Apocalypse Now (Francis Ford Coppola, 1979). I find that great art often transcends its subject matter and in the case of great films, that includes its genre. Apocalypse Now (Francis Ford Coppola's Vietnam epic based on Joseph Conrad's Heart of Darkness) is ostensibly a war movie but in the hands of director Coppola, cinematographer Vittorio Storaro and editor Walter Murch, it becomes much more. The story begins relatively straightforwardly (Martin Sheen's special ops captain Ben Willard is ordered to proceed downriver and assassinate Marlon Brando's Col. Kurtz who has apparently lost his mind and is running his own rogue military command, composed primarily of natives, in the heart of Cambodia) but as the film goes on and Sheen gets deeper and deeper into the heart of the jungle, it becomes more of an abstract experience: imagery becomes symbolic, colors become impressionistic and dialogue becomes philosophical. The finale is a like a hallucinogenic nightmare from which Willard, though he completes his assignment, can never wake up. The mission is essentially a journey into the darker recesses of his own soul and what he finds shocks and horrifies him. Many consider Apocalypse Now pretentious and indulgent but most films that plumb the depths of human nature tend to be. It is also criticized for having very little connection to historical reality, but again I think this misses the point (the film is basically an allegory). For me, it is a quintessential example of what I call "meditative" cinema and it is, quite honestly, astonishing it turned out as well as it did given the immense obstacles Coppola was forced to overcome to create it (and which were chronicled in the documentary Hearts of Darkness: a Filmmaker's Apocalypse). Years later, Coppola revisited his film with the extended Apocalypse Now Redux and although it does have one or two interesting additional sequences, I prefer the original. You can have too much of a good thing.
Crimes and Misdemeanors (Woody Allen, 1989). In his novel The Brothers Karamazov, Dostoyevsky wrote that if God doesn't exist, "everything is permissable." Woody Allen's Crimes and Misdemeanors (an obvious variation on the title of another Dostoyevsky tome Crime and Punishment, only notice that Allen does away with the "punishment") is an exploration of that very idea. It tells two parallel stories (one of a man, played by Martin Landau, who has his former mistress murdered and the other of an unlucky filmmaker, Allen himself, whose marriage is falling apart and who is becoming attracted to another woman). In the film's final scene, the two stories converge in a conversation where the difference between fantasy (as it's usually depicted in movies) and reality (as Allen perceives it) is articulated. In the vein of Allen's idol Ingmar Bergman, Crimes and Misdemeanors is about the absurdity of guilt, the indifference of the cold and unfeeling universe and the ways in which we human beings cope in the face of such hard, bleak concepts (Allen would later revisit some of these themes in Matchpoint). Much of the imagery throughout powerfully illustrates this (Landau's character is an opthamologist and his rabbi friend Sam Waterston is going blind, which indicating he doesn't "see" the truth about God's non-existence). Woody Allen, a known atheist and pessimist, is one of my favorite filmmakers (my most beloved of his films being Manhattan and Purple Rose of Cairo, both of which it was very hard to exclude from this list) and it seems strange to me sometimes that his work should resonate so much with me given that I am neither an atheist nor a pessimist. Nonetheless, there is a lot of insight in his work (Allen is particularly good, for example, at dramatizing the sentiments of the biblical book of Ecclesiastes: "Vanity, vanity, all is vanity") and it keeps me coming back to them. In many ways he has, if you'll pardon the expression, "eyes to see."

*REQUIRED ACTIONS*
a: According to the film reviews, who was the cinematographer of Apocalypse Now?
b: Translate this sentence from the film reviews into French: "The mission is essentially a journey into the darker recesses of his own soul and what he finds shocks and horrifies him."

*COLLECTED DATA*
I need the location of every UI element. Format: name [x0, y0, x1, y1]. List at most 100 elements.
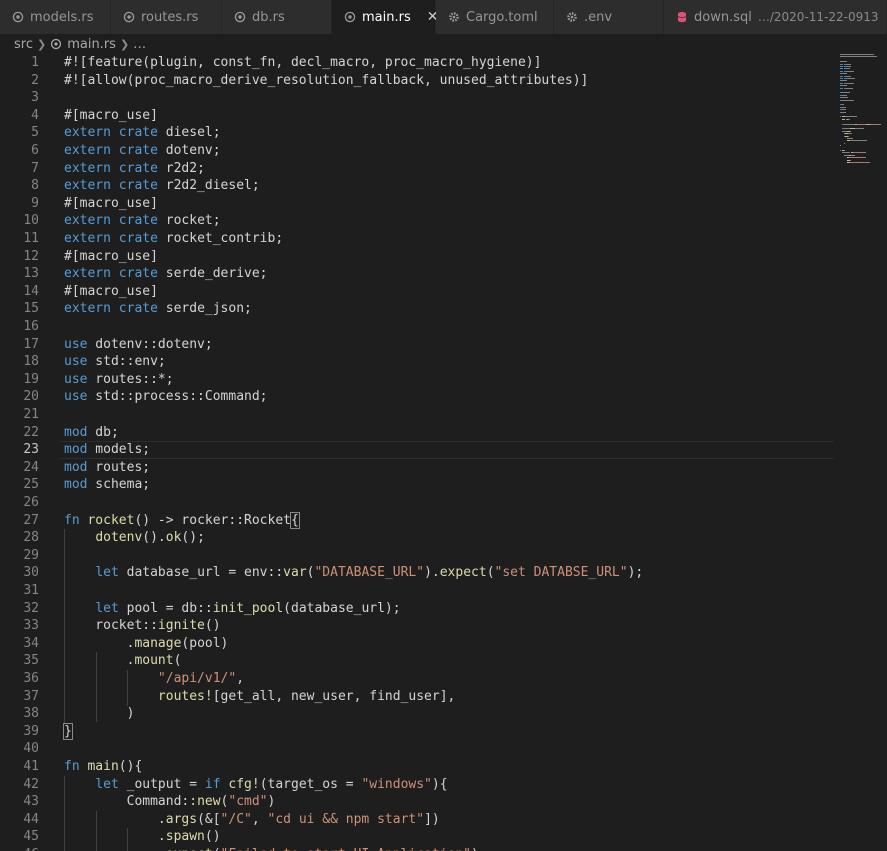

*SET OF ANSWERS*
a: Vittorio Storaro

b: La mission est essentiellement un voyage dans les recoins les plus sombres de sa propre âme, et ce qu'il y trouve le choque et l'horrifie.